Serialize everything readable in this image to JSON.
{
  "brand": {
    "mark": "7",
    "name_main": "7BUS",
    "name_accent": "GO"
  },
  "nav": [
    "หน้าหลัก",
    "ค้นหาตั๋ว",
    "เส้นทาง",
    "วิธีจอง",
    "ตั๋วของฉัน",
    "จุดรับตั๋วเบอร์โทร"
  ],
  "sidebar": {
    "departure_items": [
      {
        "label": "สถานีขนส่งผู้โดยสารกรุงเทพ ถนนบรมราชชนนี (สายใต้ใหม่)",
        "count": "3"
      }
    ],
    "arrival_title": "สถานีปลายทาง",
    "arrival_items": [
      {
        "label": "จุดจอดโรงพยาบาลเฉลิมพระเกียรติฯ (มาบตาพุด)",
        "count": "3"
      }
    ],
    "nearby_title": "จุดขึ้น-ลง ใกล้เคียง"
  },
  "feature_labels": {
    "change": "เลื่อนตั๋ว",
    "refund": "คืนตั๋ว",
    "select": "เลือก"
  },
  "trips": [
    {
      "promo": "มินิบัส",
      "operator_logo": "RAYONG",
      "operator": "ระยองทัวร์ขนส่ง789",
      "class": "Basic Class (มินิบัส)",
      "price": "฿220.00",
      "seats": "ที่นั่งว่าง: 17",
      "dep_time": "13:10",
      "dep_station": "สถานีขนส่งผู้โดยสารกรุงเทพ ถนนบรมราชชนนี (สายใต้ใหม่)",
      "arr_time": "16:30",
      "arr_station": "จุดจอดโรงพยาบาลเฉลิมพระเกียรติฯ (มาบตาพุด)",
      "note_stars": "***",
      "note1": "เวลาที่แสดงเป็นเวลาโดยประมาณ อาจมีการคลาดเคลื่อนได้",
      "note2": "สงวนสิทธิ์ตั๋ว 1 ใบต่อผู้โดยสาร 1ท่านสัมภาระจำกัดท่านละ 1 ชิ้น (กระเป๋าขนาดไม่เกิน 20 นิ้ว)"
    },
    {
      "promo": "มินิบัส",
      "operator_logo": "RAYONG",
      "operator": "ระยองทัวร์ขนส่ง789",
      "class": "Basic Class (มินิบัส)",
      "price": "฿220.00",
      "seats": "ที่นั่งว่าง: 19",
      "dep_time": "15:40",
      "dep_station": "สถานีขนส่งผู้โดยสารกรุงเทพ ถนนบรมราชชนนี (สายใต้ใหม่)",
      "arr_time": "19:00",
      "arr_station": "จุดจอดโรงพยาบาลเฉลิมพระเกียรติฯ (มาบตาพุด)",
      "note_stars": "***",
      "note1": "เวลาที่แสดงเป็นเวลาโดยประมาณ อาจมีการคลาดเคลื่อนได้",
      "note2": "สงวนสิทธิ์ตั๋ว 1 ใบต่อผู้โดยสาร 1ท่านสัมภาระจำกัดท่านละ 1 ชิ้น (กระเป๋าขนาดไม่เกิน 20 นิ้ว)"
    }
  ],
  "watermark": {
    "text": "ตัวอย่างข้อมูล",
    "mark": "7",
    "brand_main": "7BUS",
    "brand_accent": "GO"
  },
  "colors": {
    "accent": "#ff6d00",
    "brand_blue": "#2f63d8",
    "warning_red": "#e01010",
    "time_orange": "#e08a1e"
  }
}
--
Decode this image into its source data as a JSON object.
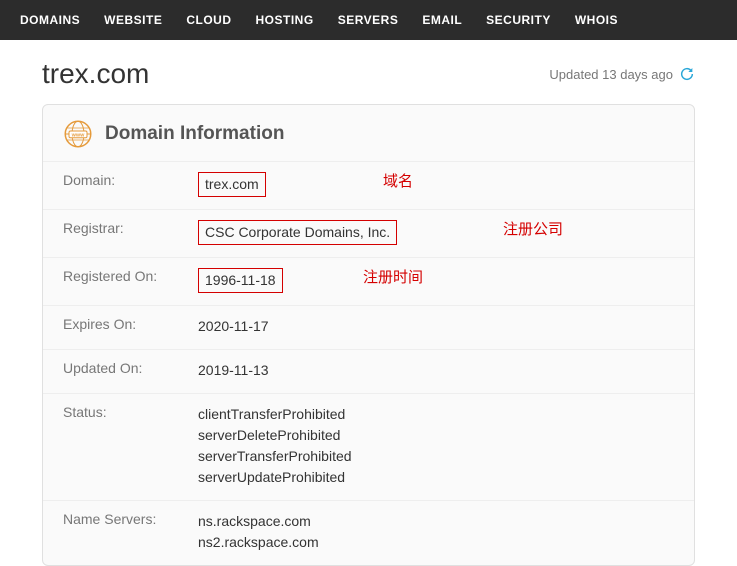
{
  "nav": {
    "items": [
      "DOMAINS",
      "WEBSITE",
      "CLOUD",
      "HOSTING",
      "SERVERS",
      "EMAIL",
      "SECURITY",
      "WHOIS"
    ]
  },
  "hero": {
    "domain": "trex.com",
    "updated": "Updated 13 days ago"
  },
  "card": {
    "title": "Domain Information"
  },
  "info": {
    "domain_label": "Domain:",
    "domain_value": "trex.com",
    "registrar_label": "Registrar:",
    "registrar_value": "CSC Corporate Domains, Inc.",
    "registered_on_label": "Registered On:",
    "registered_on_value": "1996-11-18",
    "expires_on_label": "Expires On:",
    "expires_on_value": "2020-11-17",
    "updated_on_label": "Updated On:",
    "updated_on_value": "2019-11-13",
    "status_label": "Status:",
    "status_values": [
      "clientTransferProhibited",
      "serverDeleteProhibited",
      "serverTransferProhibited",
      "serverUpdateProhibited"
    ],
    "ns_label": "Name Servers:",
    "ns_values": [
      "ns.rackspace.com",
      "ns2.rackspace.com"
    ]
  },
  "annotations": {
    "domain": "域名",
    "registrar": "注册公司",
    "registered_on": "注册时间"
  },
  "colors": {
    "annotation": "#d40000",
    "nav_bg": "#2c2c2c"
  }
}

> TASK TO CARRY OUT
Gather every line from the listing above in which the word "this" appears.

> SOLUTION TO THE PROBLEM
Serialize everything readable in this image to JSON.
Decode this image into its source data as a JSON object.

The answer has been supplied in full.